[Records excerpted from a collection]
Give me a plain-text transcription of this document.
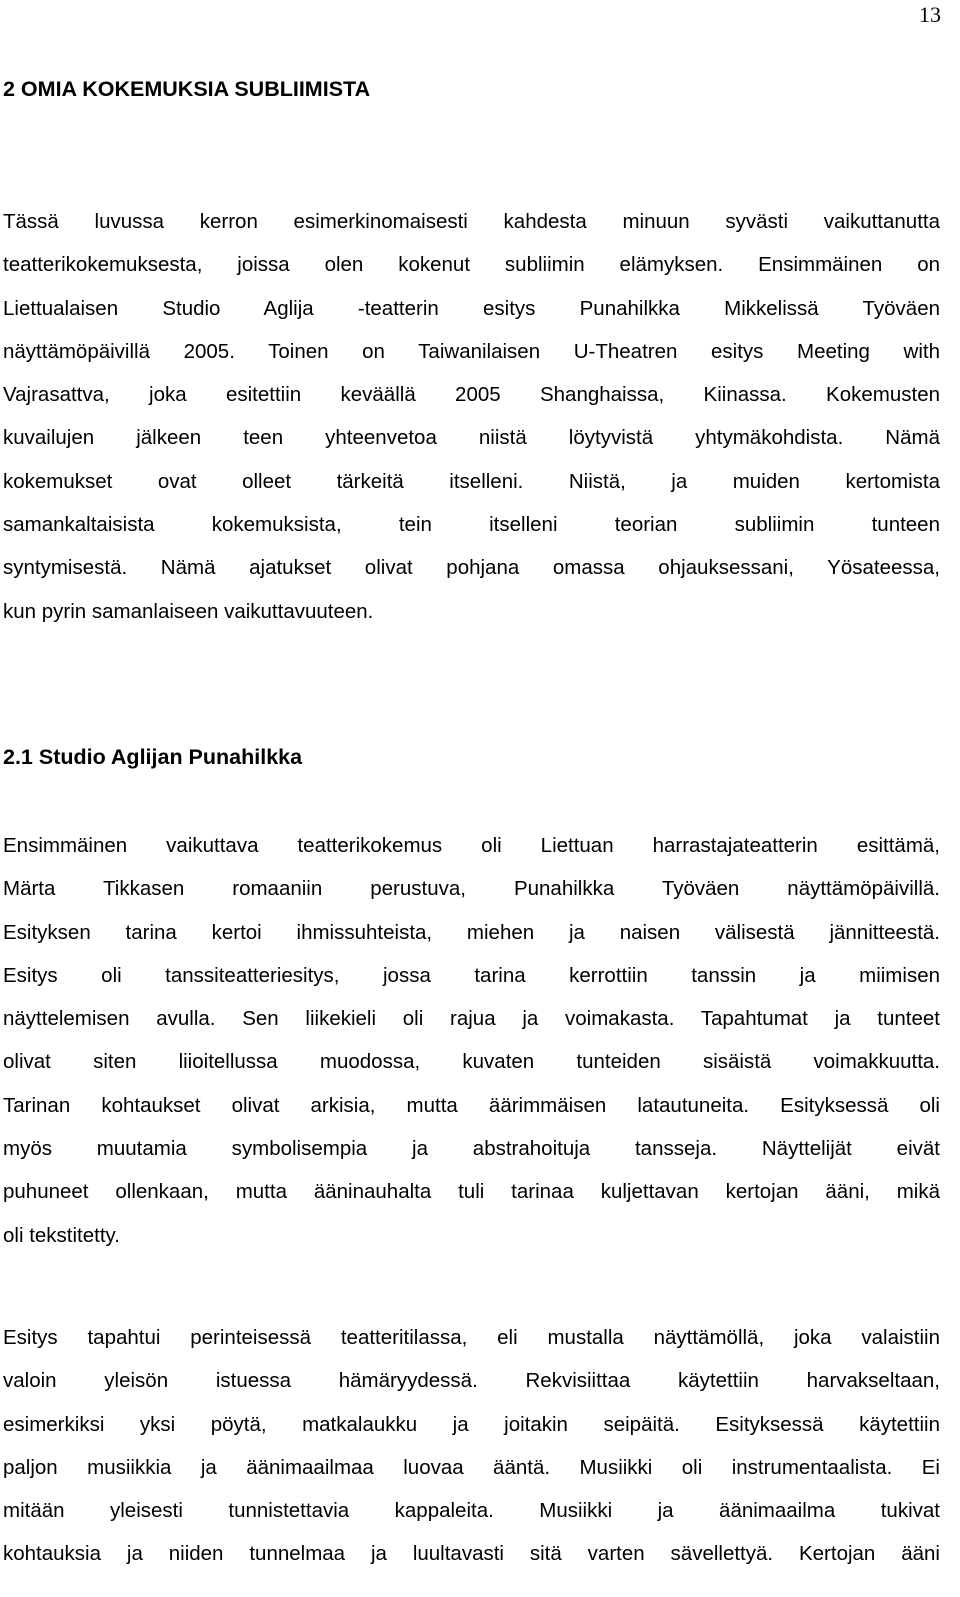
13
2 OMIA KOKEMUKSIA SUBLIIMISTA
Tässä luvussa kerron esimerkinomaisesti kahdesta minuun syvästi vaikuttanutta
teatterikokemuksesta, joissa olen kokenut subliimin elämyksen. Ensimmäinen on
Liettualaisen Studio Aglija -teatterin esitys Punahilkka Mikkelissä Työväen
näyttämöpäivillä 2005. Toinen on Taiwanilaisen U-Theatren esitys Meeting with
Vajrasattva, joka esitettiin keväällä 2005 Shanghaissa, Kiinassa. Kokemusten
kuvailujen jälkeen teen yhteenvetoa niistä löytyvistä yhtymäkohdista. Nämä
kokemukset ovat olleet tärkeitä itselleni. Niistä, ja muiden kertomista
samankaltaisista kokemuksista, tein itselleni teorian subliimin tunteen
syntymisestä. Nämä ajatukset olivat pohjana omassa ohjauksessani, Yösateessa,
kun pyrin samanlaiseen vaikuttavuuteen.
2.1 Studio Aglijan Punahilkka
Ensimmäinen vaikuttava teatterikokemus oli Liettuan harrastajateatterin esittämä,
Märta Tikkasen romaaniin perustuva, Punahilkka Työväen näyttämöpäivillä.
Esityksen tarina kertoi ihmissuhteista, miehen ja naisen välisestä jännitteestä.
Esitys oli tanssiteatteriesitys, jossa tarina kerrottiin tanssin ja miimisen
näyttelemisen avulla. Sen liikekieli oli rajua ja voimakasta. Tapahtumat ja tunteet
olivat siten liioitellussa muodossa, kuvaten tunteiden sisäistä voimakkuutta.
Tarinan kohtaukset olivat arkisia, mutta äärimmäisen latautuneita. Esityksessä oli
myös muutamia symbolisempia ja abstrahoituja tansseja. Näyttelijät eivät
puhuneet ollenkaan, mutta ääninauhalta tuli tarinaa kuljettavan kertojan ääni, mikä
oli tekstitetty.
Esitys tapahtui perinteisessä teatteritilassa, eli mustalla näyttämöllä, joka valaistiin
valoin yleisön istuessa hämäryydessä. Rekvisiittaa käytettiin harvakseltaan,
esimerkiksi yksi pöytä, matkalaukku ja joitakin seipäitä. Esityksessä käytettiin
paljon musiikkia ja äänimaailmaa luovaa ääntä. Musiikki oli instrumentaalista. Ei
mitään yleisesti tunnistettavia kappaleita. Musiikki ja äänimaailma tukivat
kohtauksia ja niiden tunnelmaa ja luultavasti sitä varten sävellettyä. Kertojan ääni
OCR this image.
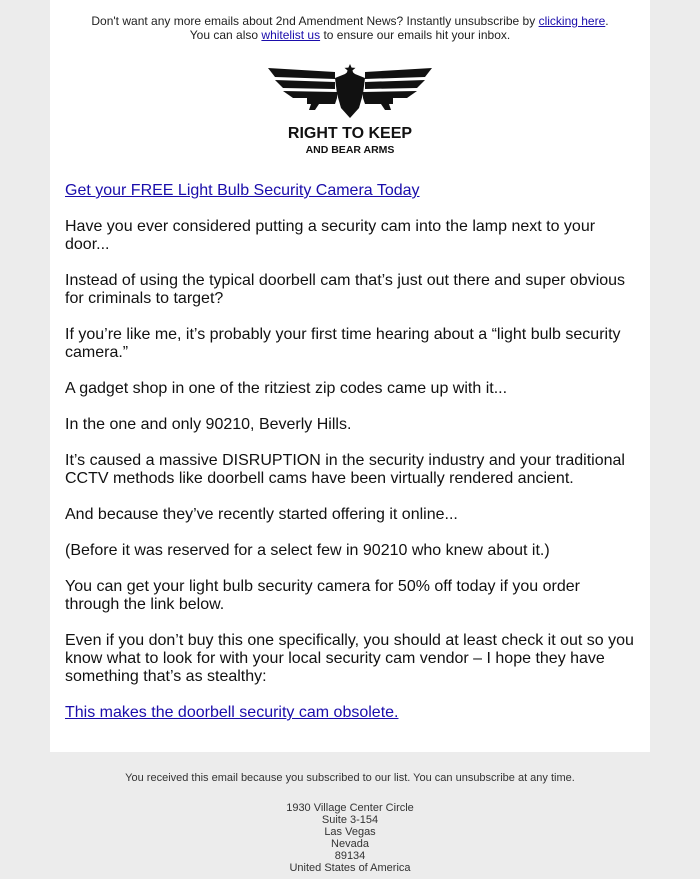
Don't want any more emails about 2nd Amendment News? Instantly unsubscribe by clicking here.
You can also whitelist us to ensure our emails hit your inbox.
RIGHT TO KEEP
AND BEAR ARMS

Get your FREE Light Bulb Security Camera Today

Have you ever considered putting a security cam into the lamp next to your door...

Instead of using the typical doorbell cam that’s just out there and super obvious for criminals to target?

If you’re like me, it’s probably your first time hearing about a “light bulb security camera.”

A gadget shop in one of the ritziest zip codes came up with it...

In the one and only 90210, Beverly Hills.

It’s caused a massive DISRUPTION in the security industry and your traditional CCTV methods like doorbell cams have been virtually rendered ancient.

And because they’ve recently started offering it online...

(Before it was reserved for a select few in 90210 who knew about it.)

You can get your light bulb security camera for 50% off today if you order through the link below.

Even if you don’t buy this one specifically, you should at least check it out so you know what to look for with your local security cam vendor – I hope they have something that’s as stealthy:

This makes the doorbell security cam obsolete.

You received this email because you subscribed to our list. You can unsubscribe at any time.
1930 Village Center Circle
Suite 3-154
Las Vegas
Nevada
89134
United States of America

● EXERCISE DESCRIPTION: Leave out all pictures and extract exactly the lines from the line with "OCR this image." through the end of the material.

● RESPONSE TO THIS TASK:
OCR this image.
Don't want any more emails about 2nd Amendment News? Instantly unsubscribe by clicking here.
You can also whitelist us to ensure our emails hit your inbox.
RIGHT TO KEEP
AND BEAR ARMS

Get your FREE Light Bulb Security Camera Today

Have you ever considered putting a security cam into the lamp next to your door...

Instead of using the typical doorbell cam that’s just out there and super obvious for criminals to target?

If you’re like me, it’s probably your first time hearing about a “light bulb security camera.”

A gadget shop in one of the ritziest zip codes came up with it...

In the one and only 90210, Beverly Hills.

It’s caused a massive DISRUPTION in the security industry and your traditional CCTV methods like doorbell cams have been virtually rendered ancient.

And because they’ve recently started offering it online...

(Before it was reserved for a select few in 90210 who knew about it.)

You can get your light bulb security camera for 50% off today if you order through the link below.

Even if you don’t buy this one specifically, you should at least check it out so you know what to look for with your local security cam vendor – I hope they have something that’s as stealthy:

This makes the doorbell security cam obsolete.

You received this email because you subscribed to our list. You can unsubscribe at any time.
1930 Village Center Circle
Suite 3-154
Las Vegas
Nevada
89134
United States of America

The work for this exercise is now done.